___ DATA SHOWN

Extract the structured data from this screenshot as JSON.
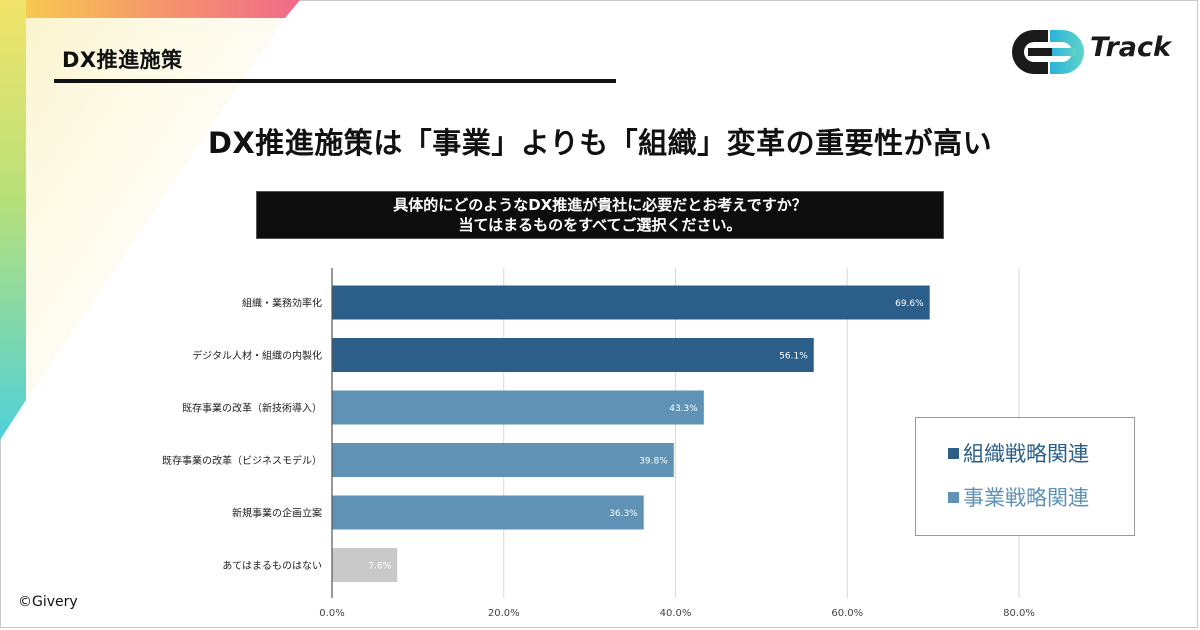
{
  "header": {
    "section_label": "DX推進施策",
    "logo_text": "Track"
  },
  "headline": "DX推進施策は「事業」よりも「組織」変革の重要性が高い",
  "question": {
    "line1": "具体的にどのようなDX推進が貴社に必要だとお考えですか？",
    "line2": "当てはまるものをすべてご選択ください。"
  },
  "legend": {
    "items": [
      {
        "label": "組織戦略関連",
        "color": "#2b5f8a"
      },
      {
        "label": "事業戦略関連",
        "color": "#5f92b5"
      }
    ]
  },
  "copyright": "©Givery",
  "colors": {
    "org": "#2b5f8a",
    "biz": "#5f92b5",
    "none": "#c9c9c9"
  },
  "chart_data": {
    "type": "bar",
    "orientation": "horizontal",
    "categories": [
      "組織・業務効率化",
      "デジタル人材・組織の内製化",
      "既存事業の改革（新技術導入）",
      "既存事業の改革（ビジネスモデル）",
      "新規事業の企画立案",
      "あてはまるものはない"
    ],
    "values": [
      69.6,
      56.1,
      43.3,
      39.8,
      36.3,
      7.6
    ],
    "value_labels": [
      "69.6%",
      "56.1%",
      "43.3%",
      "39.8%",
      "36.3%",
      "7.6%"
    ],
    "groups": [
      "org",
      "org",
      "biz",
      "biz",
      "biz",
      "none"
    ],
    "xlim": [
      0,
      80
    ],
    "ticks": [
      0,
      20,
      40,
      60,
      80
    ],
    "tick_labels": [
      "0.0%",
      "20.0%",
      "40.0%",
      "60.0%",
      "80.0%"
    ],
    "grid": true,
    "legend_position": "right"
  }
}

______
___ DATA SHOWN

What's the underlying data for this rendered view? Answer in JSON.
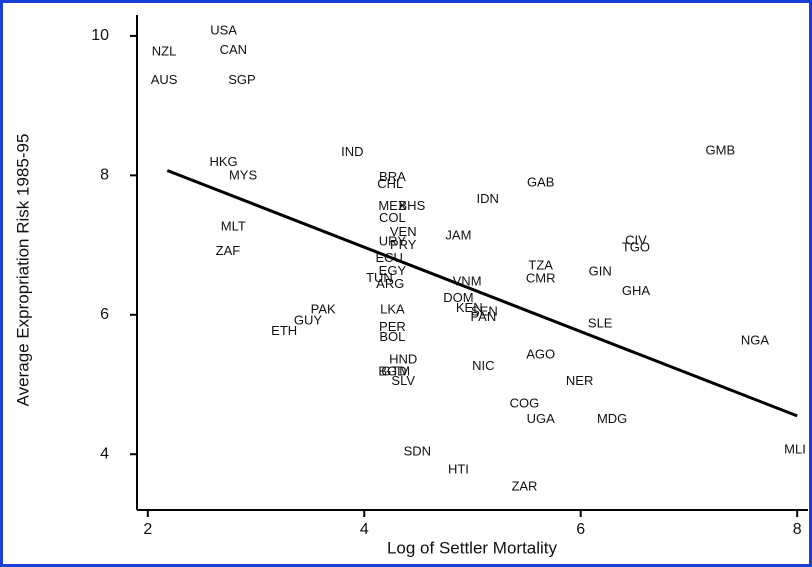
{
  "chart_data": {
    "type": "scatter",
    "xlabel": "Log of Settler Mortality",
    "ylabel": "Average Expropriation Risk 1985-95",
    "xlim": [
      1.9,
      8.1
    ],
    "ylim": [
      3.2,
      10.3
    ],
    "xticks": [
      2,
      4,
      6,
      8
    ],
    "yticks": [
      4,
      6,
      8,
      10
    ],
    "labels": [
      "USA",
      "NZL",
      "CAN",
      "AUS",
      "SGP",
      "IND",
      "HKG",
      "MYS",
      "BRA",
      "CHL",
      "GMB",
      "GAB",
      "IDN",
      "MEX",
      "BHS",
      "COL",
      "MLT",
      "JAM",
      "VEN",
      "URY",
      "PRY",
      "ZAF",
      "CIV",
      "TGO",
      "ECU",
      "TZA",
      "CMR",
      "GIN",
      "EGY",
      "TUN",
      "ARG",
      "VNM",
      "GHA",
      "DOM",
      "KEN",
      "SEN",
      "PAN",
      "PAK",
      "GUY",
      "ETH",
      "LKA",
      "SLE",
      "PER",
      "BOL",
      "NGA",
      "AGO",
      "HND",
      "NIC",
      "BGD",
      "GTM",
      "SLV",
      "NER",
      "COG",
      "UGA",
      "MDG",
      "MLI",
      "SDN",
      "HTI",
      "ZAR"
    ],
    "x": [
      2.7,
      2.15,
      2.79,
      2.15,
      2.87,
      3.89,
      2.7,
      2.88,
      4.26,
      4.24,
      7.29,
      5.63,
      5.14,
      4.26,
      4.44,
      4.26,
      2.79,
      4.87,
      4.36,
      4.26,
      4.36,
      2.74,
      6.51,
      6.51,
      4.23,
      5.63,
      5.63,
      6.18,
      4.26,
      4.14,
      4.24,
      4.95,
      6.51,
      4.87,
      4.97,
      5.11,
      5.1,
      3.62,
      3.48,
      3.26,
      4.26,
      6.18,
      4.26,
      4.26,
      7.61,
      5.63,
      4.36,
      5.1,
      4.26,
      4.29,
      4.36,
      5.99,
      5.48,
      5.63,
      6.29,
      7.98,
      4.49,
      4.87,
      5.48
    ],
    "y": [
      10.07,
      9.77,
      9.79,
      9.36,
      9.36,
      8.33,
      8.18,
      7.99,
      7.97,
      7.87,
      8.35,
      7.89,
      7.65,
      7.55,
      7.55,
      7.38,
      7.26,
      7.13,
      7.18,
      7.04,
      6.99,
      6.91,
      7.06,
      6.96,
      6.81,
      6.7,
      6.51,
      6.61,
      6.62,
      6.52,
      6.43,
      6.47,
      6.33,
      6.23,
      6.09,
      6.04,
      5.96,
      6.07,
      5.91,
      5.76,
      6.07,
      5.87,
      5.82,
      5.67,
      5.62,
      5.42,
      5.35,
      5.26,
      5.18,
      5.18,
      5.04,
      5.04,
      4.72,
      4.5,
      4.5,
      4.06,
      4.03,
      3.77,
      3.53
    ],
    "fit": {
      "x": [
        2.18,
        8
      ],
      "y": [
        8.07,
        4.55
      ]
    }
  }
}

______

STATED PROBLEM>
Return each line with "this".

TASK RESPONSE>
Extract the structured data from this screenshot as JSON.
What's the underlying data for this rendered view? Answer in JSON.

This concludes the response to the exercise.